+++ Material supplied +++

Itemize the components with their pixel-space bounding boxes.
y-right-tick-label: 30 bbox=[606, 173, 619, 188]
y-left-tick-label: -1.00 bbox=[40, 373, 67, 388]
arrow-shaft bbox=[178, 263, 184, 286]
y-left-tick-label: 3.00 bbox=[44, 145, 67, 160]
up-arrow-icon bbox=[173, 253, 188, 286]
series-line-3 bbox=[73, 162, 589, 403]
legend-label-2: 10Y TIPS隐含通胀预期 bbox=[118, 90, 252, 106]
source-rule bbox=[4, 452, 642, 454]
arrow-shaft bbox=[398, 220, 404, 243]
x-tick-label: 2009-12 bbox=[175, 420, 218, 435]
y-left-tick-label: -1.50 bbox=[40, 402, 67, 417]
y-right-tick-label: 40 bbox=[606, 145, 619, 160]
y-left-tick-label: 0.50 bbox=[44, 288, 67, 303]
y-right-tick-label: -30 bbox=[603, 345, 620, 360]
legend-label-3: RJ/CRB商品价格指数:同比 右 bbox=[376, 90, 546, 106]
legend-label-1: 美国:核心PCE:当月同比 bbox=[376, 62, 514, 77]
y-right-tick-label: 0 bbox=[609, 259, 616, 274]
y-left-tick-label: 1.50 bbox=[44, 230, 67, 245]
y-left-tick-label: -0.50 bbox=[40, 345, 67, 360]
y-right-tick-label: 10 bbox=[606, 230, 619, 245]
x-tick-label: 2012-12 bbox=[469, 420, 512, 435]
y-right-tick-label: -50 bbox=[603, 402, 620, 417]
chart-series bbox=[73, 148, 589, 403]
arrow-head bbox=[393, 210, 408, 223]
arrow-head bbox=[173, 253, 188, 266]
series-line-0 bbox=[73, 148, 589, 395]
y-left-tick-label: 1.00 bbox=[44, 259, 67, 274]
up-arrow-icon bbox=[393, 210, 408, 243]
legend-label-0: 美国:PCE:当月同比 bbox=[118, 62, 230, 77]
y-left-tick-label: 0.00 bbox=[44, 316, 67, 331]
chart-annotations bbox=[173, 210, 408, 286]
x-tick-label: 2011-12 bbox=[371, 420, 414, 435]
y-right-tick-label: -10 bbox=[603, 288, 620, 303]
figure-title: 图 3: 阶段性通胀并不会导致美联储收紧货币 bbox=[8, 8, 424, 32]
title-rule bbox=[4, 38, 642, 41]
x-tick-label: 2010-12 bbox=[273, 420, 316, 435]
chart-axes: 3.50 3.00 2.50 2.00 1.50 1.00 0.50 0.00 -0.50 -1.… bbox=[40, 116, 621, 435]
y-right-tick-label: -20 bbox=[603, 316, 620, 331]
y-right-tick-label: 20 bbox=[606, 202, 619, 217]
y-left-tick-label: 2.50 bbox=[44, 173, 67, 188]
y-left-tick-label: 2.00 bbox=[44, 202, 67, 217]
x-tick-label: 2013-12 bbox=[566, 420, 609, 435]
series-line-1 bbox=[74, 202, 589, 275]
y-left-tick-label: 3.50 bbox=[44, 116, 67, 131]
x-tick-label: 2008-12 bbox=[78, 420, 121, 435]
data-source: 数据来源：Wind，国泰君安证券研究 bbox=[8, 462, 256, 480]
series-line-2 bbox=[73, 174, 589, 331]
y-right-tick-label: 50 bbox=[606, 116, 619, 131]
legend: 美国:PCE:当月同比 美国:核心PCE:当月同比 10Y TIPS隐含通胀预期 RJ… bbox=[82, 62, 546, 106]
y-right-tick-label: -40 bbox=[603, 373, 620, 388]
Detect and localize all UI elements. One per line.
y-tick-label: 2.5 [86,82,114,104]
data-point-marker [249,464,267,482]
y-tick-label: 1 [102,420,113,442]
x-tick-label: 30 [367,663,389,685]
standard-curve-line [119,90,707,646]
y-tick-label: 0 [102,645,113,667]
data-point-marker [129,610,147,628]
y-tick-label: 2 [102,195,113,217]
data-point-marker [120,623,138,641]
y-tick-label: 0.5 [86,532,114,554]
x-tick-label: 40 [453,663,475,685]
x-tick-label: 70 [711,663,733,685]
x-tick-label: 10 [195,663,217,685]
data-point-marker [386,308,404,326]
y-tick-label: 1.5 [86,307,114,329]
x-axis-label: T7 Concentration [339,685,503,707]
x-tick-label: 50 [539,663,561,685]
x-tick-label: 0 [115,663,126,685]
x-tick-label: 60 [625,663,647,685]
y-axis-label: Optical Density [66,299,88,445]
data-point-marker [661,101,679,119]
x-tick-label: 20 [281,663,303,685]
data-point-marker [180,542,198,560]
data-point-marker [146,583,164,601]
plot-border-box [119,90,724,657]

+++

* **Requirement**
Reproduce the listing from its first line through the line containing "y-right-tick-label: 20 bbox=[606, 202, 619, 217]", inclusive, changing every "arrow-shaft" to "arrow-stem" and leaving everything else as it is.

* **Solution for this task**
Itemize the components with their pixel-space bounding boxes.
y-right-tick-label: 30 bbox=[606, 173, 619, 188]
y-left-tick-label: -1.00 bbox=[40, 373, 67, 388]
arrow-stem bbox=[178, 263, 184, 286]
y-left-tick-label: 3.00 bbox=[44, 145, 67, 160]
up-arrow-icon bbox=[173, 253, 188, 286]
series-line-3 bbox=[73, 162, 589, 403]
legend-label-2: 10Y TIPS隐含通胀预期 bbox=[118, 90, 252, 106]
source-rule bbox=[4, 452, 642, 454]
arrow-stem bbox=[398, 220, 404, 243]
x-tick-label: 2009-12 bbox=[175, 420, 218, 435]
y-left-tick-label: -1.50 bbox=[40, 402, 67, 417]
y-right-tick-label: 40 bbox=[606, 145, 619, 160]
y-left-tick-label: 0.50 bbox=[44, 288, 67, 303]
y-right-tick-label: -30 bbox=[603, 345, 620, 360]
legend-label-3: RJ/CRB商品价格指数:同比 右 bbox=[376, 90, 546, 106]
legend-label-1: 美国:核心PCE:当月同比 bbox=[376, 62, 514, 77]
y-right-tick-label: 0 bbox=[609, 259, 616, 274]
y-left-tick-label: 1.50 bbox=[44, 230, 67, 245]
y-left-tick-label: -0.50 bbox=[40, 345, 67, 360]
y-right-tick-label: 10 bbox=[606, 230, 619, 245]
x-tick-label: 2012-12 bbox=[469, 420, 512, 435]
y-right-tick-label: -50 bbox=[603, 402, 620, 417]
chart-series bbox=[73, 148, 589, 403]
arrow-head bbox=[393, 210, 408, 223]
arrow-head bbox=[173, 253, 188, 266]
series-line-0 bbox=[73, 148, 589, 395]
y-left-tick-label: 1.00 bbox=[44, 259, 67, 274]
up-arrow-icon bbox=[393, 210, 408, 243]
legend-label-0: 美国:PCE:当月同比 bbox=[118, 62, 230, 77]
y-left-tick-label: 0.00 bbox=[44, 316, 67, 331]
chart-annotations bbox=[173, 210, 408, 286]
x-tick-label: 2011-12 bbox=[371, 420, 414, 435]
y-right-tick-label: -10 bbox=[603, 288, 620, 303]
figure-title: 图 3: 阶段性通胀并不会导致美联储收紧货币 bbox=[8, 8, 424, 32]
title-rule bbox=[4, 38, 642, 41]
x-tick-label: 2010-12 bbox=[273, 420, 316, 435]
chart-axes: 3.50 3.00 2.50 2.00 1.50 1.00 0.50 0.00 -0.50 -1.… bbox=[40, 116, 621, 435]
y-right-tick-label: -20 bbox=[603, 316, 620, 331]
y-right-tick-label: 20 bbox=[606, 202, 619, 217]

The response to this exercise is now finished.